● **EXERCISE**: Each entry below should be returned exactly as is, with the pictures removed.
○ ○ ○
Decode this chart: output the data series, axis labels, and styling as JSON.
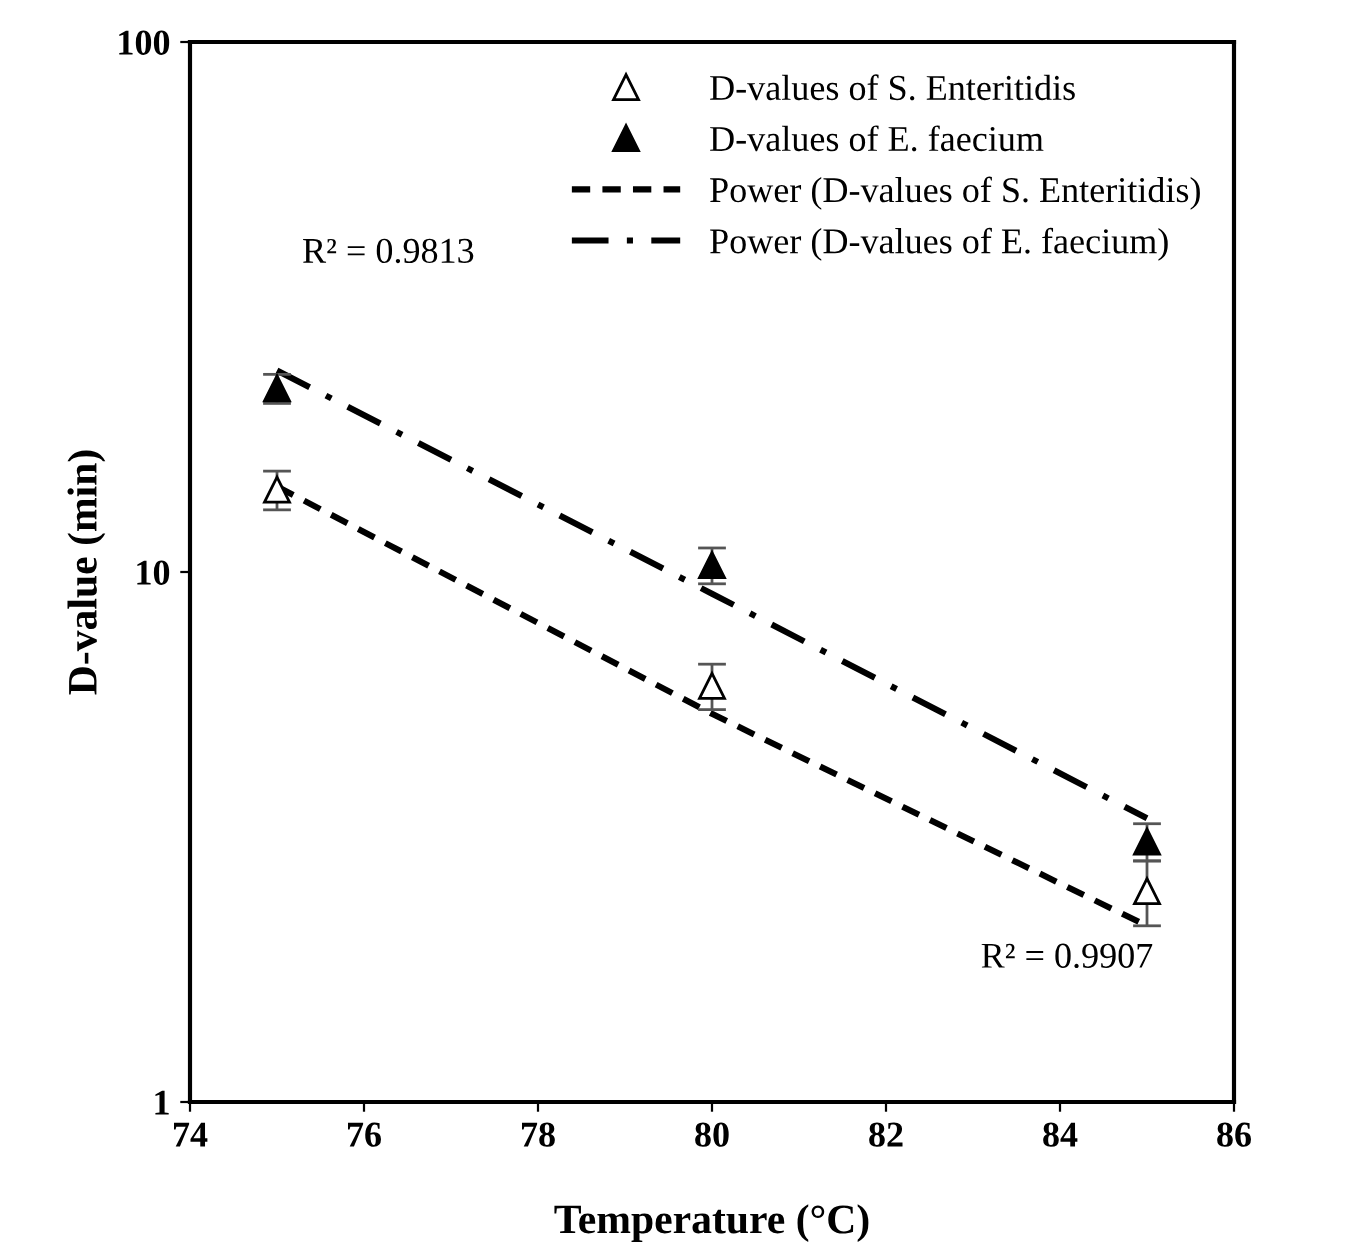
{
  "chart_data": {
    "type": "scatter",
    "xlabel": "Temperature (°C)",
    "ylabel": "D-value (min)",
    "xlim": [
      74,
      86
    ],
    "xticks": [
      74,
      76,
      78,
      80,
      82,
      84,
      86
    ],
    "ylim": [
      1,
      100
    ],
    "yticks": [
      1,
      10,
      100
    ],
    "log": "y",
    "grid": false,
    "legend": "top right",
    "series": [
      {
        "name": "D-values of S. Enteritidis",
        "marker": "triangle",
        "color": "#ffffff",
        "x": [
          75,
          80,
          85
        ],
        "values": [
          14.3,
          6.1,
          2.5
        ],
        "errors": [
          1.2,
          0.6,
          0.35
        ]
      },
      {
        "name": "D-values of E. faecium",
        "marker": "triangle",
        "color": "#000000",
        "x": [
          75,
          80,
          85
        ],
        "values": [
          22.2,
          10.3,
          3.1
        ],
        "errors": [
          1.4,
          0.8,
          0.25
        ]
      },
      {
        "name": "Power (D-values of S. Enteritidis)",
        "type": "line",
        "line_style": "dashed",
        "color": "#000000",
        "x": [
          75,
          80,
          85
        ],
        "values": [
          14.5,
          5.4,
          2.15
        ]
      },
      {
        "name": "Power (D-values of E. faecium)",
        "type": "line",
        "line_style": "dashdot",
        "color": "#000000",
        "x": [
          75,
          80,
          85
        ],
        "values": [
          24,
          9.1,
          3.43
        ]
      }
    ],
    "annotations": [
      "R² = 0.9813",
      "R² = 0.9907"
    ]
  }
}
○ ○ ○
● **SOLUTION FOR THIS PROBLEM**:
Decode this chart: output the data series, axis labels, and styling as JSON.
{
  "chart_data": {
    "type": "scatter",
    "xlabel": "Temperature (°C)",
    "ylabel": "D-value (min)",
    "xlim": [
      74,
      86
    ],
    "xticks": [
      74,
      76,
      78,
      80,
      82,
      84,
      86
    ],
    "ylim": [
      1,
      100
    ],
    "yticks": [
      1,
      10,
      100
    ],
    "log": "y",
    "grid": false,
    "legend": "top right",
    "series": [
      {
        "name": "D-values of S. Enteritidis",
        "marker": "triangle",
        "color": "#ffffff",
        "x": [
          75,
          80,
          85
        ],
        "values": [
          14.3,
          6.1,
          2.5
        ],
        "errors": [
          1.2,
          0.6,
          0.35
        ]
      },
      {
        "name": "D-values of E. faecium",
        "marker": "triangle",
        "color": "#000000",
        "x": [
          75,
          80,
          85
        ],
        "values": [
          22.2,
          10.3,
          3.1
        ],
        "errors": [
          1.4,
          0.8,
          0.25
        ]
      },
      {
        "name": "Power (D-values of S. Enteritidis)",
        "type": "line",
        "line_style": "dashed",
        "color": "#000000",
        "x": [
          75,
          80,
          85
        ],
        "values": [
          14.5,
          5.4,
          2.15
        ]
      },
      {
        "name": "Power (D-values of E. faecium)",
        "type": "line",
        "line_style": "dashdot",
        "color": "#000000",
        "x": [
          75,
          80,
          85
        ],
        "values": [
          24,
          9.1,
          3.43
        ]
      }
    ],
    "annotations": [
      "R² = 0.9813",
      "R² = 0.9907"
    ]
  }
}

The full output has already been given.